THE RECORDS –
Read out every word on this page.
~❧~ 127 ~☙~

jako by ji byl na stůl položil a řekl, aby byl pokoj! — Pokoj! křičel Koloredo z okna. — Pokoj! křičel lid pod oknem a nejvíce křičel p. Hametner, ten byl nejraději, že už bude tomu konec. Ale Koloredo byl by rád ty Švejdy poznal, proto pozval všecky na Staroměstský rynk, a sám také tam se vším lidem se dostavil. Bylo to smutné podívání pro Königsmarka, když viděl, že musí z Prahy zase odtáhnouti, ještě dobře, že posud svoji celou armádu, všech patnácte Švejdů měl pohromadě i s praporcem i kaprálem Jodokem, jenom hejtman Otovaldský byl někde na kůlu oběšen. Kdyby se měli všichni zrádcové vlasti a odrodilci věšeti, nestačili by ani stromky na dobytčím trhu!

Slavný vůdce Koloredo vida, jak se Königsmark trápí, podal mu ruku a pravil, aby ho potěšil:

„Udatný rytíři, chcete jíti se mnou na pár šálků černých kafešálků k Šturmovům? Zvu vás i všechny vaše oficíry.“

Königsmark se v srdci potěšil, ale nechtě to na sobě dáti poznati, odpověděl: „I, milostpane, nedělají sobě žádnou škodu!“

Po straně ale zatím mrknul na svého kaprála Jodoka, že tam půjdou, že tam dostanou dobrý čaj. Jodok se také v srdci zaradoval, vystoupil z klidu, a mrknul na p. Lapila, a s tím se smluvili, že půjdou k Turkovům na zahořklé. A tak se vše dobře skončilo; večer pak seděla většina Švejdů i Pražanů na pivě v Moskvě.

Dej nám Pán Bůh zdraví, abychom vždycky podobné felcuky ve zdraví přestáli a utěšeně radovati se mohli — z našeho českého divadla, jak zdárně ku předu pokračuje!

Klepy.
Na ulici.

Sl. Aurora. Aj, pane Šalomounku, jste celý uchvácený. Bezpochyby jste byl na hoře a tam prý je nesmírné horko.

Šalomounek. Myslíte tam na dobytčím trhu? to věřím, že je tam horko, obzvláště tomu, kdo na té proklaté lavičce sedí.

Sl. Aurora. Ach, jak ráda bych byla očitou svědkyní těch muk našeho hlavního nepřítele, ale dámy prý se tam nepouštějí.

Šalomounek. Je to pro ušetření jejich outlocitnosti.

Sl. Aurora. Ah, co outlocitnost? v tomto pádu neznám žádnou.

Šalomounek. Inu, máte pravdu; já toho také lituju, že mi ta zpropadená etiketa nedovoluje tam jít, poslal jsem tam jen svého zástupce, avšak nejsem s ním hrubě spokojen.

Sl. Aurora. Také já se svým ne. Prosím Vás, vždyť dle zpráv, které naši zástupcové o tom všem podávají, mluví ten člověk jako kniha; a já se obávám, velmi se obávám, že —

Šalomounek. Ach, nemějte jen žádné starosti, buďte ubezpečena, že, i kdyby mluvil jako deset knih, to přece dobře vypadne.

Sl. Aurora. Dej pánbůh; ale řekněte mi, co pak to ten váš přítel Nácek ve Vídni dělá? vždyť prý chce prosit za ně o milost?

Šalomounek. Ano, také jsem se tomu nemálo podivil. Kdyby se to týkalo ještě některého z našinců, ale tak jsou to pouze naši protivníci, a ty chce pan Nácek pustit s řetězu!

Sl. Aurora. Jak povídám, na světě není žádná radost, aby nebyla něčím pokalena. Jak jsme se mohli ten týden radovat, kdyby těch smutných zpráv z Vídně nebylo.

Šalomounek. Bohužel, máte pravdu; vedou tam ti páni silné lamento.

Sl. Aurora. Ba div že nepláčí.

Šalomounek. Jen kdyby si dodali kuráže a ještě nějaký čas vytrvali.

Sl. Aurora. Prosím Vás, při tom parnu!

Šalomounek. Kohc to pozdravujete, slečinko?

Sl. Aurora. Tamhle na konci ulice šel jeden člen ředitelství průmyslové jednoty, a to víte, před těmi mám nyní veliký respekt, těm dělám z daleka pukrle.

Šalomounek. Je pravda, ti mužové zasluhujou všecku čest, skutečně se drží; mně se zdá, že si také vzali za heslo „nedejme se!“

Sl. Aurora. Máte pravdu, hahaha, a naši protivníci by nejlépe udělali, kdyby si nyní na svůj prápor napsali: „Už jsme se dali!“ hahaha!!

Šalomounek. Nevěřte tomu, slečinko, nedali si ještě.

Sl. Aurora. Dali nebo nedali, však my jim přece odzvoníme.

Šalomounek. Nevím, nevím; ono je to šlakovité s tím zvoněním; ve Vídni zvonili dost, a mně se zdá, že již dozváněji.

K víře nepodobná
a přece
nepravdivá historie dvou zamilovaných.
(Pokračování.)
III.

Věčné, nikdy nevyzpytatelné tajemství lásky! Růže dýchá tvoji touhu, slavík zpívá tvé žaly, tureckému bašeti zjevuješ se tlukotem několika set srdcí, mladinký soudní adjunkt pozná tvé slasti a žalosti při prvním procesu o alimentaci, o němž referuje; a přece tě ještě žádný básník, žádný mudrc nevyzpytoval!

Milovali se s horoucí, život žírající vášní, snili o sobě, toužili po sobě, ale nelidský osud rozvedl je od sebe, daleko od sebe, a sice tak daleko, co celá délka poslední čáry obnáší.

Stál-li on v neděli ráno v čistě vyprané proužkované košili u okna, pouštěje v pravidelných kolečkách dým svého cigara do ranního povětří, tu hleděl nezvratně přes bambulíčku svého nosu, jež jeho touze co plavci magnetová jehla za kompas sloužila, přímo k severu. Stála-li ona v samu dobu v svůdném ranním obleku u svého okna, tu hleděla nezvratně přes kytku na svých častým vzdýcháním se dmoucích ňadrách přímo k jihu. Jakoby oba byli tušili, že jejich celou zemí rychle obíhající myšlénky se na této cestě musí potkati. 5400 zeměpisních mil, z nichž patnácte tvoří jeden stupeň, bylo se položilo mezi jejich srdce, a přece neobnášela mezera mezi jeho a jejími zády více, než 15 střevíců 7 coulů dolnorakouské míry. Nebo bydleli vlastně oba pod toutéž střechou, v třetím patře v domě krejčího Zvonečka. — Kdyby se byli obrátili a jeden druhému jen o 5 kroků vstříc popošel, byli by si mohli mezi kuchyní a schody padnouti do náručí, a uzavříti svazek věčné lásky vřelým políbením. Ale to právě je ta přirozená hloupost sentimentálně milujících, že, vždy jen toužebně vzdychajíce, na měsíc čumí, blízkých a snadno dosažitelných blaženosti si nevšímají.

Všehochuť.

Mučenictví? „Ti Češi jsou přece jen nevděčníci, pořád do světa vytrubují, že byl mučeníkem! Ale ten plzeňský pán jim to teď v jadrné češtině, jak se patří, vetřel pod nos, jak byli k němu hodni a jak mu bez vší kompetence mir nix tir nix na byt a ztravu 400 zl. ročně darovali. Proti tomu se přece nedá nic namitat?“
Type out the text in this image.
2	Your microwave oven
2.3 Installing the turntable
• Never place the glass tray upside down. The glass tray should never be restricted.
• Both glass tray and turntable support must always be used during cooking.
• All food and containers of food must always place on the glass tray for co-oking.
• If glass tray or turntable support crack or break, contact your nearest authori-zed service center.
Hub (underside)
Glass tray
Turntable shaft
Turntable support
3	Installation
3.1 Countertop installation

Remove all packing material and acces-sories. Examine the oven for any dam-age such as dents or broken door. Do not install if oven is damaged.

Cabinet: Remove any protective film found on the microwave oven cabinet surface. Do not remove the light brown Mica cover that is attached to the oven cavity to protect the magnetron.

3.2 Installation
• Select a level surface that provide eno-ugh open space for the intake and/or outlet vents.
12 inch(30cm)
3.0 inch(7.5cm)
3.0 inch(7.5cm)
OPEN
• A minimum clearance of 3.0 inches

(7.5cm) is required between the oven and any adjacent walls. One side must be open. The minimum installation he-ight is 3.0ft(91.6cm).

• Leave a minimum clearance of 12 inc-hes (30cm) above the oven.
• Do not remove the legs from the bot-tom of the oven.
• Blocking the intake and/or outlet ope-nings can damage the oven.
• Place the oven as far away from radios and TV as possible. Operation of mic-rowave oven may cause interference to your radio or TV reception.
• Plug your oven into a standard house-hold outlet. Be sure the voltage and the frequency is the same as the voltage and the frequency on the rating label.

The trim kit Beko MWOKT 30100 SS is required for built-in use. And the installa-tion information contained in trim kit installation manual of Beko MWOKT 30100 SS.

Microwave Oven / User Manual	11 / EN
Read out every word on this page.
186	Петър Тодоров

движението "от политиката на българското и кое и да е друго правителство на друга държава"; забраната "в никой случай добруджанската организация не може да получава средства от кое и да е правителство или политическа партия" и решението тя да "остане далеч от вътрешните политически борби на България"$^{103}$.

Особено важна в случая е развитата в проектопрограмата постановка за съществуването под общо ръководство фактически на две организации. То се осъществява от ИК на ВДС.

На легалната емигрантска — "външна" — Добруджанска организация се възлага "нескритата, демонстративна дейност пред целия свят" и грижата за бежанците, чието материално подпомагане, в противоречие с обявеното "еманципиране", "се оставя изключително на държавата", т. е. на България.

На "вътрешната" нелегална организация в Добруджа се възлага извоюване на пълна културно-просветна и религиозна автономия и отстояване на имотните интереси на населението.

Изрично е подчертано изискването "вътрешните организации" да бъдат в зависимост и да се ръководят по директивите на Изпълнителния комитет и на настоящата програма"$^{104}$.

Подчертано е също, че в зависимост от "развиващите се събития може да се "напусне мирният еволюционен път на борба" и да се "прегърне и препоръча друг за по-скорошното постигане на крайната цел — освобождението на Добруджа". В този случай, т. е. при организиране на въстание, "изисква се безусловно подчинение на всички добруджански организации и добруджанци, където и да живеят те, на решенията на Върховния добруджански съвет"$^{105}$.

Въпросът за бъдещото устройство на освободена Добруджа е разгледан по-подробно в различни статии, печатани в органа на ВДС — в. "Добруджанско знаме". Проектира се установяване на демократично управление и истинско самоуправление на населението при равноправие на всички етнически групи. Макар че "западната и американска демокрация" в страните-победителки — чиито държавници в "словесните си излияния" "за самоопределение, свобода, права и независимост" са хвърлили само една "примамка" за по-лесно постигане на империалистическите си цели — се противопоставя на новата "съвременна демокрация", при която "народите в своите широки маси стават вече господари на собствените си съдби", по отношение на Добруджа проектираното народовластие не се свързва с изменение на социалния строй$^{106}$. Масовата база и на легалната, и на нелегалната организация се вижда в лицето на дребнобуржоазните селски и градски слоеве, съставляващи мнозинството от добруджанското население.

WHAT IS REQUIRED –
Say how many lines of the material contain the word "може", with no other text.

TASK RESPONSE –
2